## The task
Pictures in the data below are not part of the copy; transcribe everything else exactly.

Stored records
******

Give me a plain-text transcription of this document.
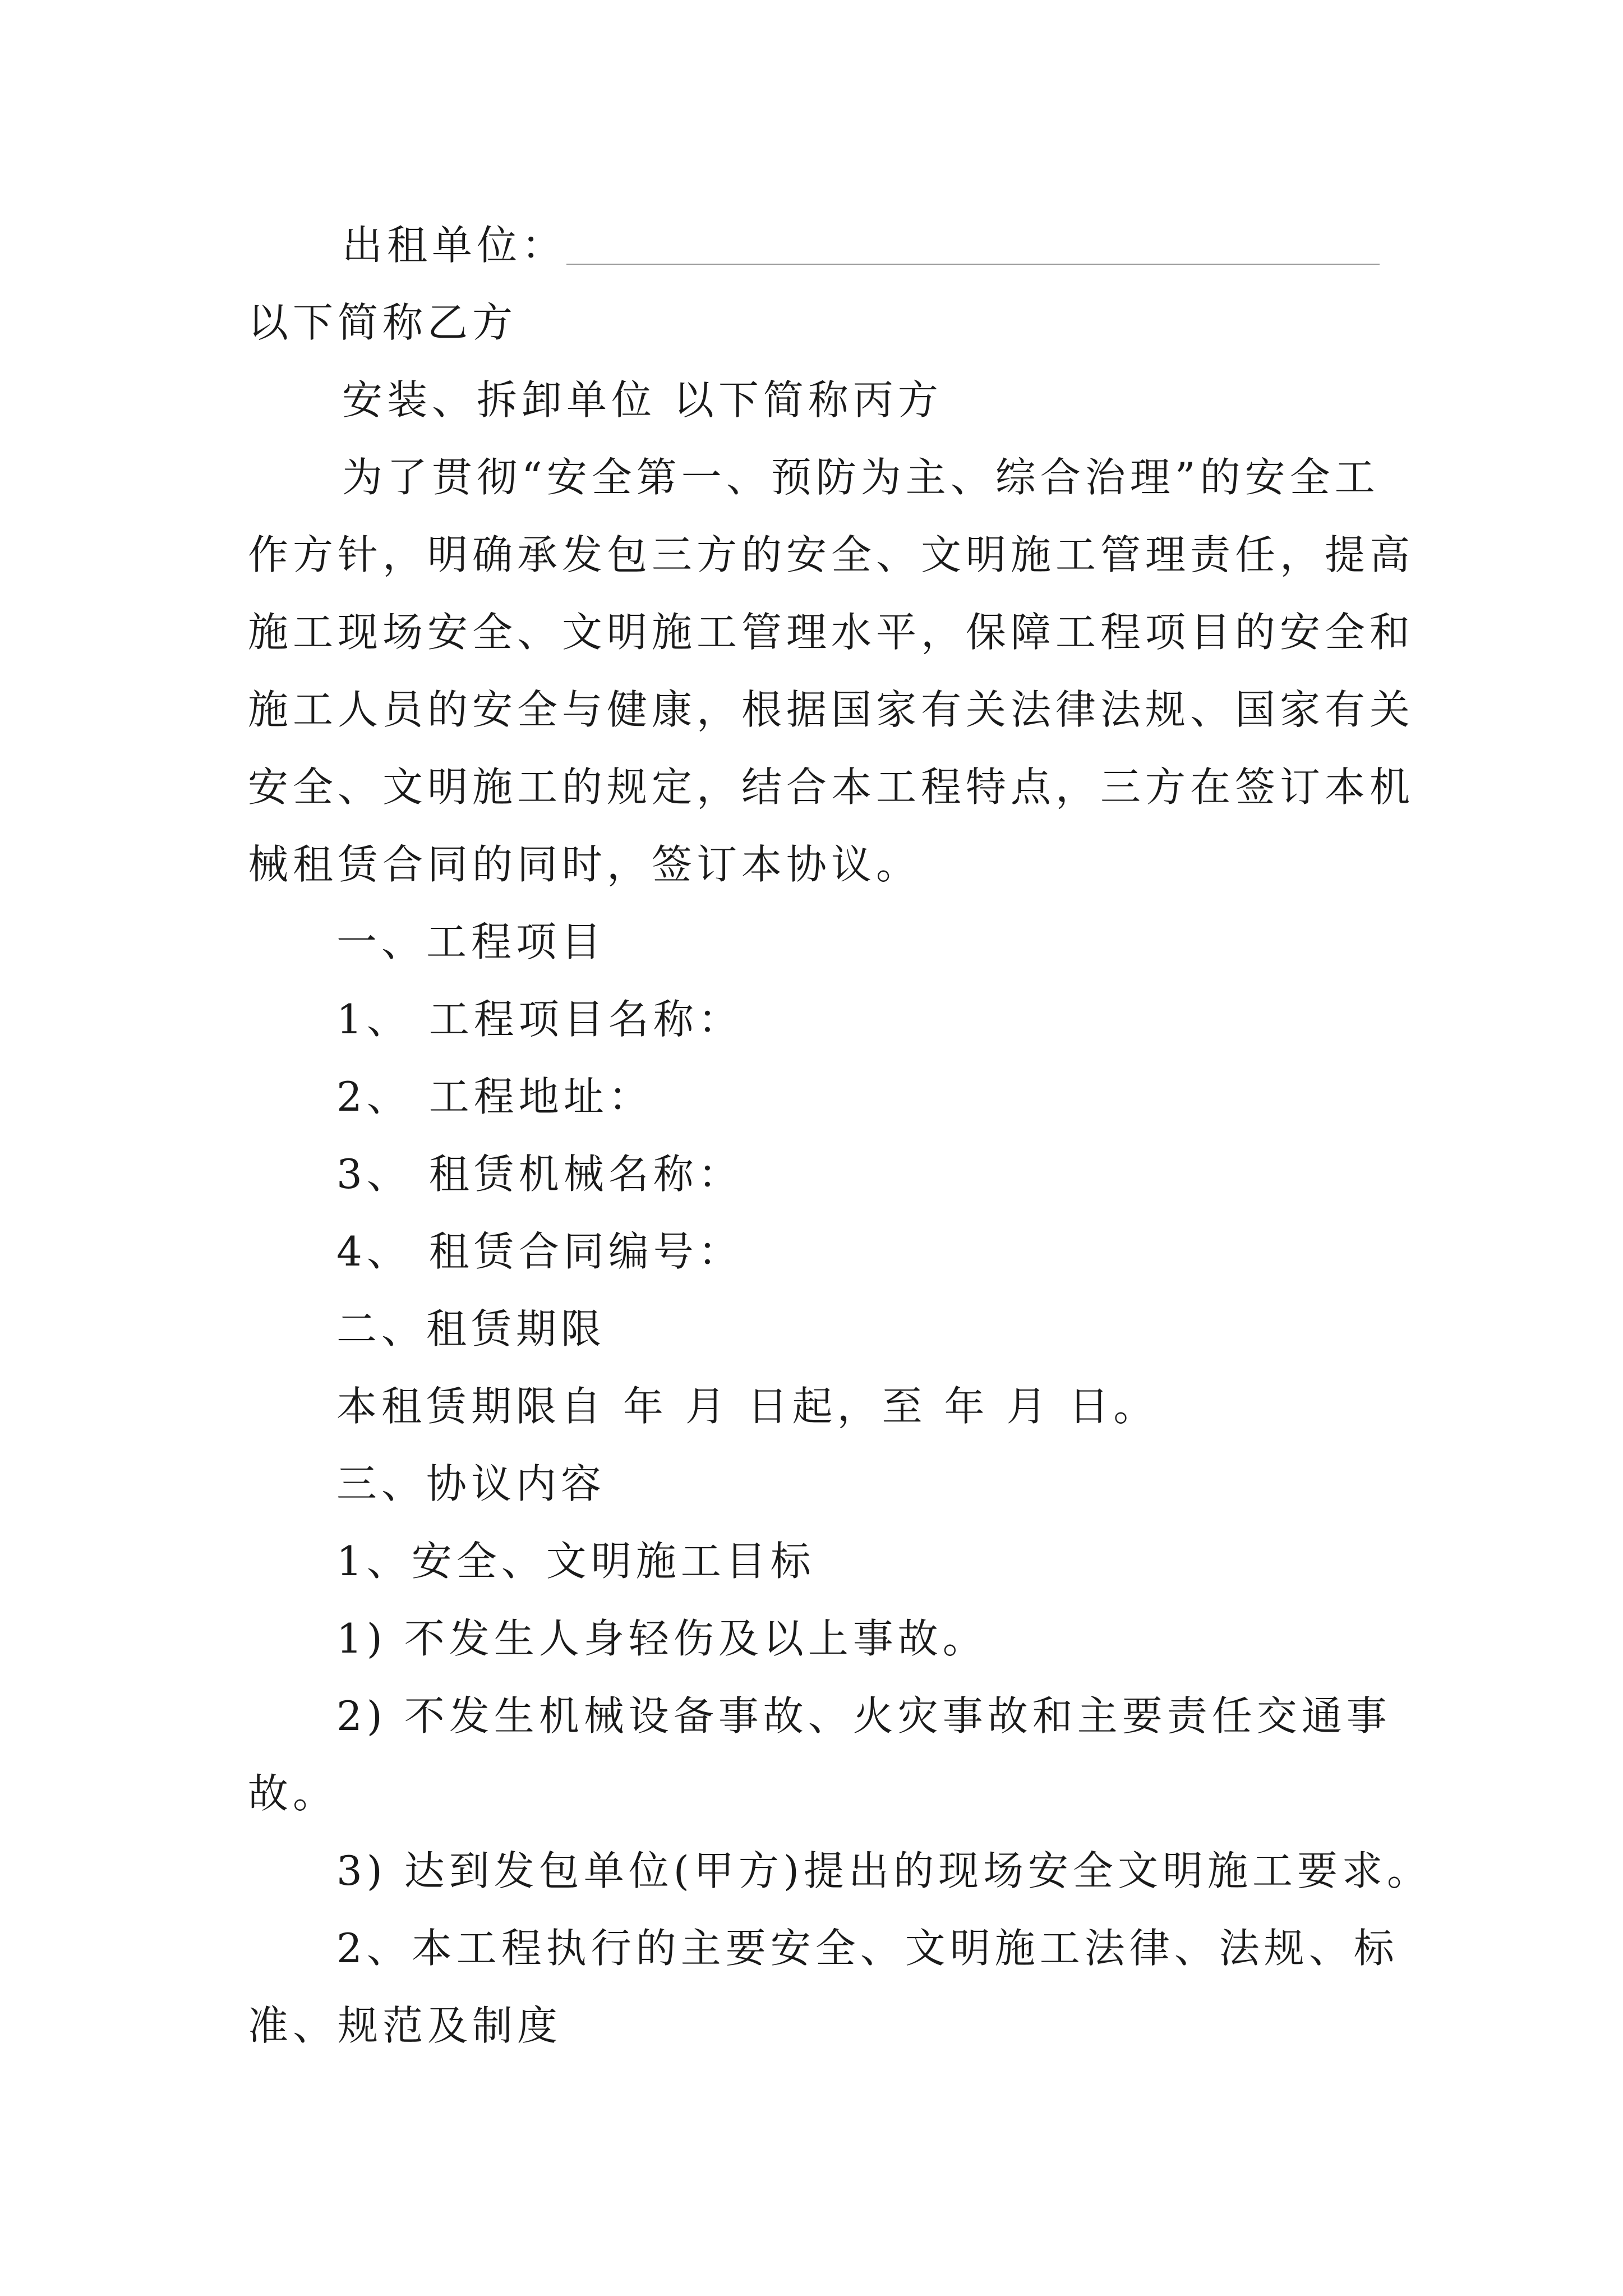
出租单位：
以下简称乙方
安装、拆卸单位 以下简称丙方
为了贯彻“安全第一、预防为主、综合治理”的安全工
作方针，明确承发包三方的安全、文明施工管理责任，提高
施工现场安全、文明施工管理水平，保障工程项目的安全和
施工人员的安全与健康，根据国家有关法律法规、国家有关
安全、文明施工的规定，结合本工程特点，三方在签订本机
械租赁合同的同时，签订本协议。
一、工程项目
1、 工程项目名称：
2、 工程地址：
3、 租赁机械名称：
4、 租赁合同编号：
二、租赁期限
本租赁期限自 年 月 日起，至 年 月 日。
三、协议内容
1、安全、文明施工目标
1) 不发生人身轻伤及以上事故。
2) 不发生机械设备事故、火灾事故和主要责任交通事
故。
3) 达到发包单位(甲方)提出的现场安全文明施工要求。
2、本工程执行的主要安全、文明施工法律、法规、标
准、规范及制度
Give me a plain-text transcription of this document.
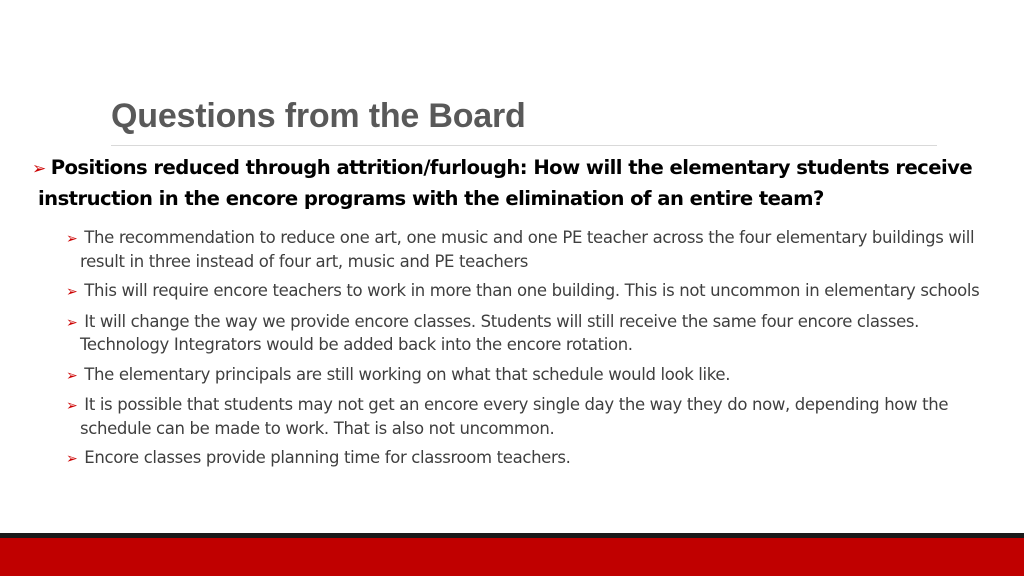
Questions from the Board
➢ Positions reduced through attrition/furlough: How will the elementary students receive instruction in the encore programs with the elimination of an entire team?
➢ The recommendation to reduce one art, one music and one PE teacher across the four elementary buildings will result in three instead of four art, music and PE teachers
➢ This will require encore teachers to work in more than one building. This is not uncommon in elementary schools
➢ It will change the way we provide encore classes. Students will still receive the same four encore classes. Technology Integrators would be added back into the encore rotation.
➢ The elementary principals are still working on what that schedule would look like.
➢ It is possible that students may not get an encore every single day the way they do now, depending how the schedule can be made to work. That is also not uncommon.
➢ Encore classes provide planning time for classroom teachers.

******

## Task result
Give me a plain-text transcription of this document.
出租单位：
以下简称乙方
安装、拆卸单位 以下简称丙方
为了贯彻“安全第一、预防为主、综合治理”的安全工
作方针，明确承发包三方的安全、文明施工管理责任，提高
施工现场安全、文明施工管理水平，保障工程项目的安全和
施工人员的安全与健康，根据国家有关法律法规、国家有关
安全、文明施工的规定，结合本工程特点，三方在签订本机
械租赁合同的同时，签订本协议。
一、工程项目
1、 工程项目名称：
2、 工程地址：
3、 租赁机械名称：
4、 租赁合同编号：
二、租赁期限
本租赁期限自 年 月 日起，至 年 月 日。
三、协议内容
1、安全、文明施工目标
1) 不发生人身轻伤及以上事故。
2) 不发生机械设备事故、火灾事故和主要责任交通事
故。
3) 达到发包单位(甲方)提出的现场安全文明施工要求。
2、本工程执行的主要安全、文明施工法律、法规、标
准、规范及制度
Give me a plain-text transcription of this document.
Questions from the Board
➢ Positions reduced through attrition/furlough: How will the elementary students receive instruction in the encore programs with the elimination of an entire team?
➢ The recommendation to reduce one art, one music and one PE teacher across the four elementary buildings will result in three instead of four art, music and PE teachers
➢ This will require encore teachers to work in more than one building. This is not uncommon in elementary schools
➢ It will change the way we provide encore classes. Students will still receive the same four encore classes. Technology Integrators would be added back into the encore rotation.
➢ The elementary principals are still working on what that schedule would look like.
➢ It is possible that students may not get an encore every single day the way they do now, depending how the schedule can be made to work. That is also not uncommon.
➢ Encore classes provide planning time for classroom teachers.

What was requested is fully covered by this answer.